• Text provided
Retail giants and pharmacies have been pushing to deliver medical care directly to patients, which could help them capture a larger slice of the more than $4 trillion U.S. health-care industry.

But several companies, including Amazon, Walmart, CVS and Walgreens, are feeling the pain from bets on primary care. That’s because building clinics requires a lot of capital, and the locations typically lose money for several years before becoming profitable, according to Tanquilut.

Unlike CVS, Walgreens could potentially exit that market altogether. The company said in a securities filing last week it is considering a sale of its primary-care provider VillageMD.

Walgreens invested $1 billion in VillageMD in 2020, then another $5.2 billion a year later to become its majority owner. But Walgreens started closing clinic locations last year. In March, the company recorded a hefty nearly $6 billion charge related to the decline in value of its investment in VillageMD.

• Task set
- A) Edit the retail health-care passage, starting at "Walgreens invested $1" and ending at "investment in VillageMD.", so that "charge" becomes "write-down".
- B) In the retail health-care passage, how much did Walgreens invest in VillageMD in 2020?
Rely only on the retail health-care passage, not on the data.

[Stored data entries]
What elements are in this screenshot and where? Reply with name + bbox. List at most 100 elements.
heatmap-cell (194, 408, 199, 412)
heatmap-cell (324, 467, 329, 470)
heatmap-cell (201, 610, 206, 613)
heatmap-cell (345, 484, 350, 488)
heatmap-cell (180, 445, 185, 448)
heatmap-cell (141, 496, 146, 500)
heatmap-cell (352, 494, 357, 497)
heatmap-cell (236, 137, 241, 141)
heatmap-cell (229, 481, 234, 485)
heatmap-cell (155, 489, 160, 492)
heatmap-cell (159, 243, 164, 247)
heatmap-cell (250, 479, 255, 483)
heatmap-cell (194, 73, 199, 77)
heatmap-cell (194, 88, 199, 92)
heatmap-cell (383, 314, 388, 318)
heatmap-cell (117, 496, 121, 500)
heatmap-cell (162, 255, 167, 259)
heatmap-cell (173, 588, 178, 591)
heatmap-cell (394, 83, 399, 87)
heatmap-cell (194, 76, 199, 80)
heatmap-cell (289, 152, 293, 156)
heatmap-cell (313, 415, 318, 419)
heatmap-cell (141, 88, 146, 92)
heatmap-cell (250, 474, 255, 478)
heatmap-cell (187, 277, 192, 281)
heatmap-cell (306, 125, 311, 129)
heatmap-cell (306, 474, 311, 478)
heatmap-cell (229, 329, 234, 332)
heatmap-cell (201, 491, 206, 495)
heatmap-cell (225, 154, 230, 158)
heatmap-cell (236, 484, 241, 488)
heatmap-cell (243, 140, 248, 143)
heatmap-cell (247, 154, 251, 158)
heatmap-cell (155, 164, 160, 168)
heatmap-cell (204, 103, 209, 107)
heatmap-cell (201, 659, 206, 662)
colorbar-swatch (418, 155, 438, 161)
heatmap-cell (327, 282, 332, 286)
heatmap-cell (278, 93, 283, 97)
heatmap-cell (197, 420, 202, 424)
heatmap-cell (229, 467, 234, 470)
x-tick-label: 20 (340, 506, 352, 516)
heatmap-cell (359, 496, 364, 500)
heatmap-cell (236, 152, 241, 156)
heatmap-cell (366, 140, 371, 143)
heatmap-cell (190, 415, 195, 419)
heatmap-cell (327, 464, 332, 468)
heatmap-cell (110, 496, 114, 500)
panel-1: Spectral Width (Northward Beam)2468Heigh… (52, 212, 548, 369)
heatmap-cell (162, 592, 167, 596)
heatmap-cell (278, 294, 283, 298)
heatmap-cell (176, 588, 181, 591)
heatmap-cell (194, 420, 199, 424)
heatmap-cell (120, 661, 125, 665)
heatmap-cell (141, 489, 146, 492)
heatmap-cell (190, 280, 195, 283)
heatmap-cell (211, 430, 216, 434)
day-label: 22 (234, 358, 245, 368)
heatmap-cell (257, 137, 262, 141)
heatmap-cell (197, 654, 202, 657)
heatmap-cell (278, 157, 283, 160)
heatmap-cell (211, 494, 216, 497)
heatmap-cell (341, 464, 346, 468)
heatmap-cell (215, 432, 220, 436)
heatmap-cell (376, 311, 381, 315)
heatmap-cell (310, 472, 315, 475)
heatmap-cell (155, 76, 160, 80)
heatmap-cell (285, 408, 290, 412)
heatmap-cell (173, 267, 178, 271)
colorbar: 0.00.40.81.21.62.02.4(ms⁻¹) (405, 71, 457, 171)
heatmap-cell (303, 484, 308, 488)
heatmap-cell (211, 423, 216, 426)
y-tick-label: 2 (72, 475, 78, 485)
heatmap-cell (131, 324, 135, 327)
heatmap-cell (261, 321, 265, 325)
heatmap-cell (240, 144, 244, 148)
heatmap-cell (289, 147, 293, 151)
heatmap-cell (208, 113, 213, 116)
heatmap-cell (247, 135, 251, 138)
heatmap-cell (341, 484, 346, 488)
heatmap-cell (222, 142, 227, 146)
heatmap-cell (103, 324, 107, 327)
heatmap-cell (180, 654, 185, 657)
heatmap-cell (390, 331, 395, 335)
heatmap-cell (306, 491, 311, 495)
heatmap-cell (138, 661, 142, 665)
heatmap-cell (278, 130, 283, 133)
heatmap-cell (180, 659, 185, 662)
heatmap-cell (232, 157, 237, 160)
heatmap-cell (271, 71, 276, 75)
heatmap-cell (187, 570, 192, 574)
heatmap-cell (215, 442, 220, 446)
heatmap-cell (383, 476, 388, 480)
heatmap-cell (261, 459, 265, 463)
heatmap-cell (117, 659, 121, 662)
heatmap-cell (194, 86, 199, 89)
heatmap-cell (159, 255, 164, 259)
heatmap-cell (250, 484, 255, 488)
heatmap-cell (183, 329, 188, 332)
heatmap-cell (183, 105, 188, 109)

• Answer set
- A)
Walgreens invested $1 billion in VillageMD in 2020, then another $5.2 billion a year later to become its majority owner. But Walgreens started closing clinic locations last year. In March, the company recorded a hefty nearly $6 billion write-down related to the decline in value of its investment in VillageMD.

- B) $1 billion.